* [Aim] Extract and list every line that contains the word "JSON".

* [Extracted material]
===============

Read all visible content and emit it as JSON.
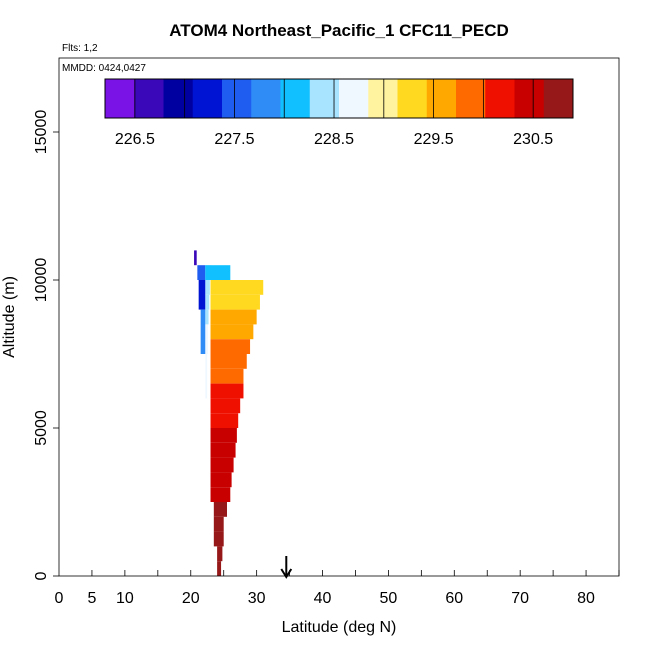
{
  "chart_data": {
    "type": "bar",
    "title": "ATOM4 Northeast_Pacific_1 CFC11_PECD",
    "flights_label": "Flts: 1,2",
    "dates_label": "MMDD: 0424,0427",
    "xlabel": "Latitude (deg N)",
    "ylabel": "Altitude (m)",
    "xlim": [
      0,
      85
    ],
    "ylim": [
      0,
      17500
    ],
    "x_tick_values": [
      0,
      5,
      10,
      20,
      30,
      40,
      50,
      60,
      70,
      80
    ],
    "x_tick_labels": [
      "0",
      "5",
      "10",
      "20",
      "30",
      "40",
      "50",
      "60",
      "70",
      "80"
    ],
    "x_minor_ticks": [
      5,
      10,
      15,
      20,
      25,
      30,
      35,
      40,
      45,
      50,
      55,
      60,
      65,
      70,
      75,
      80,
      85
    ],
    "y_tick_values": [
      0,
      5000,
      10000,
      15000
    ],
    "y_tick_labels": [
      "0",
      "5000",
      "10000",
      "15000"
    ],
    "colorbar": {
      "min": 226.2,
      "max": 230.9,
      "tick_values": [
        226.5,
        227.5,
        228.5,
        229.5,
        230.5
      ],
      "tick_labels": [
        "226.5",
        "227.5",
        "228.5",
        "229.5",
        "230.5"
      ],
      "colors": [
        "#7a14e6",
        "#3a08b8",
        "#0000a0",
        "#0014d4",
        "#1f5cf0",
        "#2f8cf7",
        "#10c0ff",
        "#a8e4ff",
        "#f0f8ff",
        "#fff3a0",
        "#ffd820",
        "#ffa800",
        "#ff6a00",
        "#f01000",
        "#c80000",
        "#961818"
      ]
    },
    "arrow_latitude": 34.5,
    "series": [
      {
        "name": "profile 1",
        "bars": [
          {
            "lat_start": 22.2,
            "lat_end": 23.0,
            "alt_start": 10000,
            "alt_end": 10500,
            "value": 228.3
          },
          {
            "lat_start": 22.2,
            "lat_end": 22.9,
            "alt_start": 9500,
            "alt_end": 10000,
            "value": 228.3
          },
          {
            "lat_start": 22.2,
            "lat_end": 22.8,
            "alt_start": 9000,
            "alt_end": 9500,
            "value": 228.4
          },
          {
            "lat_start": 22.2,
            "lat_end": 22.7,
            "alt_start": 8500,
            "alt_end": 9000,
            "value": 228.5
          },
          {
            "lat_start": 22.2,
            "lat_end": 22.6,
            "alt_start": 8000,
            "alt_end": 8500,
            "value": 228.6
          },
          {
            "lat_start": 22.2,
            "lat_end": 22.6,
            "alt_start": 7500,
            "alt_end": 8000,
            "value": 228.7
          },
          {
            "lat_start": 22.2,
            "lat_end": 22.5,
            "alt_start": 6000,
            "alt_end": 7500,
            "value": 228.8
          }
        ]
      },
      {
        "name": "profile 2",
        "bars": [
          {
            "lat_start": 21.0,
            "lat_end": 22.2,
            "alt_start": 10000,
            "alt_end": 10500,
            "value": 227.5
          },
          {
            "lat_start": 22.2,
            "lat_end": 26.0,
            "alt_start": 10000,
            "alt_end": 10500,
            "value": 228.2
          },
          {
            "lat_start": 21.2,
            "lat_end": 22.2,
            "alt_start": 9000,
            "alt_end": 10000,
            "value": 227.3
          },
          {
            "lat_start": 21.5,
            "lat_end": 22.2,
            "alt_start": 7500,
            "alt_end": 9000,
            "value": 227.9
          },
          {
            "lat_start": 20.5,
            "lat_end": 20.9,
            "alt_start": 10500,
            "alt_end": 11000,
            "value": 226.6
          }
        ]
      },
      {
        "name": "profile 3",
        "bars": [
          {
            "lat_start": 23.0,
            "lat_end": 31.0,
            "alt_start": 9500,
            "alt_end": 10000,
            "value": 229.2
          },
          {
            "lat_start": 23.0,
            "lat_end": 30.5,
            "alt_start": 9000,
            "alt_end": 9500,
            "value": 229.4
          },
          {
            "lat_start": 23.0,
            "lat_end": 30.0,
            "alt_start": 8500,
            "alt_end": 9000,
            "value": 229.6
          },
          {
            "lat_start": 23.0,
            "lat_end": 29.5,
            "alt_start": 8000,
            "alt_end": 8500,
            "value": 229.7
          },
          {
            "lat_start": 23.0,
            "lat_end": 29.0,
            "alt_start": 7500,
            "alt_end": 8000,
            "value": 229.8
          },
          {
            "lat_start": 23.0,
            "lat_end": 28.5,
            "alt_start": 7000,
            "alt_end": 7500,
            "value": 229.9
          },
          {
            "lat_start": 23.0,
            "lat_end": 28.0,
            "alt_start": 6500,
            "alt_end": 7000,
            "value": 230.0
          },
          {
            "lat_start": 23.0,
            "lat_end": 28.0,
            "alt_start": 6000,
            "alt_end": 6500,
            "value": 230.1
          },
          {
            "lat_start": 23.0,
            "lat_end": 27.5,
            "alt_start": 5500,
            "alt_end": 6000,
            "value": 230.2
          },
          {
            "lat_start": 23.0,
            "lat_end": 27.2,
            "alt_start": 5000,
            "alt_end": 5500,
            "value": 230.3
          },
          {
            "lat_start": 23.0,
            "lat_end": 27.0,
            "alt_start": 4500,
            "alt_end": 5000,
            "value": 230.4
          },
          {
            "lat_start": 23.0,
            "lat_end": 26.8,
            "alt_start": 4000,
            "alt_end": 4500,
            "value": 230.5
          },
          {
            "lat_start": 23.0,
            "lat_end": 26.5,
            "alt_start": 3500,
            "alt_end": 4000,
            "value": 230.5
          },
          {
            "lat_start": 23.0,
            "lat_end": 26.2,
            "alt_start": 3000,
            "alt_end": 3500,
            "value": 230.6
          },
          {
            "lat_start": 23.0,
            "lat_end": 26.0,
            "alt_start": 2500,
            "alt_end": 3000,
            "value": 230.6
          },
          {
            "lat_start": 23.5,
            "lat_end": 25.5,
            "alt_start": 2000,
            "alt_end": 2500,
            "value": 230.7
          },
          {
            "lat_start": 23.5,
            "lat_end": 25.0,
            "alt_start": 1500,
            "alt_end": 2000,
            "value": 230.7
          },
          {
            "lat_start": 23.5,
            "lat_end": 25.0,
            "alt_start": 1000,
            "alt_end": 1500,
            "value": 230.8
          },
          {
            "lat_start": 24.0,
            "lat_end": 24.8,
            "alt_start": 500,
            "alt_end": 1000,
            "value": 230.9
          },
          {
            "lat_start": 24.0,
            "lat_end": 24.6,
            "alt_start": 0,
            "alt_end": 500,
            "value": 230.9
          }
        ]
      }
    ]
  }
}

===============

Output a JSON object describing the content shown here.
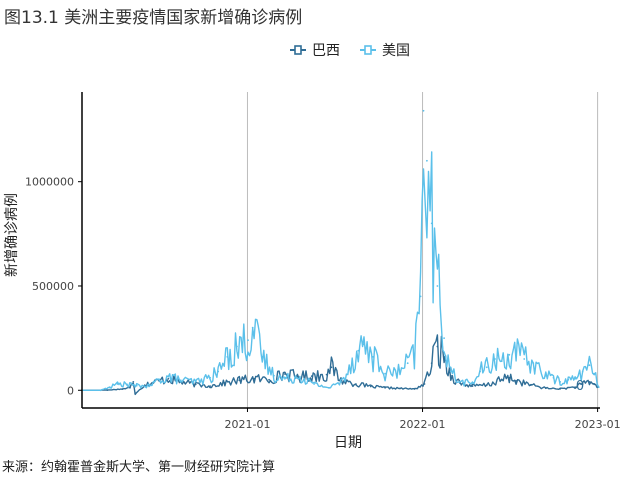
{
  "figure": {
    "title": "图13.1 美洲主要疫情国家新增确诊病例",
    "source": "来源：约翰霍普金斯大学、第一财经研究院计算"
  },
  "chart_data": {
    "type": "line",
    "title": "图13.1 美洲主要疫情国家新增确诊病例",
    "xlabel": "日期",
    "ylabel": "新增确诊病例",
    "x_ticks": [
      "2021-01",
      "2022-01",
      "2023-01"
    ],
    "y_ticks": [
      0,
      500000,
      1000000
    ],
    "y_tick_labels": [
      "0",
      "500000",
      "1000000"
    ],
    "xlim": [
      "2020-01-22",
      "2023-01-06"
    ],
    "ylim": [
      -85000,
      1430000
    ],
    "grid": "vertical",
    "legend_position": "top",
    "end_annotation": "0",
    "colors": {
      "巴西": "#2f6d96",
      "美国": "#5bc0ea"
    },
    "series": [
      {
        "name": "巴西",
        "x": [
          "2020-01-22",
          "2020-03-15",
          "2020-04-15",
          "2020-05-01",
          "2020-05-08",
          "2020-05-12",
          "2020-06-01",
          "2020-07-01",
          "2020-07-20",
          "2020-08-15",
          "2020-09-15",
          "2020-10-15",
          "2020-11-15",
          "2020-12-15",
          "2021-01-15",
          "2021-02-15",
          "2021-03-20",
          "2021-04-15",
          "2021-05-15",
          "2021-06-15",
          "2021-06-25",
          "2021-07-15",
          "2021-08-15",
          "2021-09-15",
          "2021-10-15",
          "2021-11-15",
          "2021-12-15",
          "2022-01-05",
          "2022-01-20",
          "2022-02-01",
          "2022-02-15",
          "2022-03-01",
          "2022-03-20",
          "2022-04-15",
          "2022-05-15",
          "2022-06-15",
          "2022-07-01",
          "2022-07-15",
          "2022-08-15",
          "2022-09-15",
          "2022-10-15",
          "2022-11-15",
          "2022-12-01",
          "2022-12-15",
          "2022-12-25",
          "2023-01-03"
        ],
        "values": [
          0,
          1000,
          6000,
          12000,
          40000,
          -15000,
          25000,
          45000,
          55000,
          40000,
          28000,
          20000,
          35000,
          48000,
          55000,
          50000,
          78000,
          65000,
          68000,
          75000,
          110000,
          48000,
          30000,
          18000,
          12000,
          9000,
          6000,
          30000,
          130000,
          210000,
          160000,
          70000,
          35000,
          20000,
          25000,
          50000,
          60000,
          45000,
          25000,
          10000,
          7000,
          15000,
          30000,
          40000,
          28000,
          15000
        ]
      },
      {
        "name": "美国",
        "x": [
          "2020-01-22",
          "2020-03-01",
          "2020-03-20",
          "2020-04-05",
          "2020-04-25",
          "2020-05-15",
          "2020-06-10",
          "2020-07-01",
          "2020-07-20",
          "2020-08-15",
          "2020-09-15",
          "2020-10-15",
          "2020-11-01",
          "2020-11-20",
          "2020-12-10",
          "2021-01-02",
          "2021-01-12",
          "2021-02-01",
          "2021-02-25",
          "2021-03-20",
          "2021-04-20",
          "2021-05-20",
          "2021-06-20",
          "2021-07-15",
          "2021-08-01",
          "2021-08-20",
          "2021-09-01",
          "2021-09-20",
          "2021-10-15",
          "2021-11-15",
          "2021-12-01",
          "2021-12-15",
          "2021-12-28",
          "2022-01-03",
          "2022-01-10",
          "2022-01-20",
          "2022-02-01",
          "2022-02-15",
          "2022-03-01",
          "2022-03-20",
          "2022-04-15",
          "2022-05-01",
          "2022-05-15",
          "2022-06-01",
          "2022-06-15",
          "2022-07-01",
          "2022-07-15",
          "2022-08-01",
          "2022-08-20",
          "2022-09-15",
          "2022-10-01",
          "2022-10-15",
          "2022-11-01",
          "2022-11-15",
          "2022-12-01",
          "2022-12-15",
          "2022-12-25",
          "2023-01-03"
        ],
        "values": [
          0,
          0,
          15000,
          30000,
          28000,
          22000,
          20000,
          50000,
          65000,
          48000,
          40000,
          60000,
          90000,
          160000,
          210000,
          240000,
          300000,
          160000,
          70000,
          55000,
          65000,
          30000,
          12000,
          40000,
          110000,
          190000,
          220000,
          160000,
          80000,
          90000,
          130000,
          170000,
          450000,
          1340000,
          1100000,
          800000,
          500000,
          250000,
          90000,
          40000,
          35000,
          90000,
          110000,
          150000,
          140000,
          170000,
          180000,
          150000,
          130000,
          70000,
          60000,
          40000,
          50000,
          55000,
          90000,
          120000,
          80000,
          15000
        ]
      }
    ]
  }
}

===============

* [Exercise answer]
Read all visible content and emit it as JSON.
Output a JSON object describing the content shown here.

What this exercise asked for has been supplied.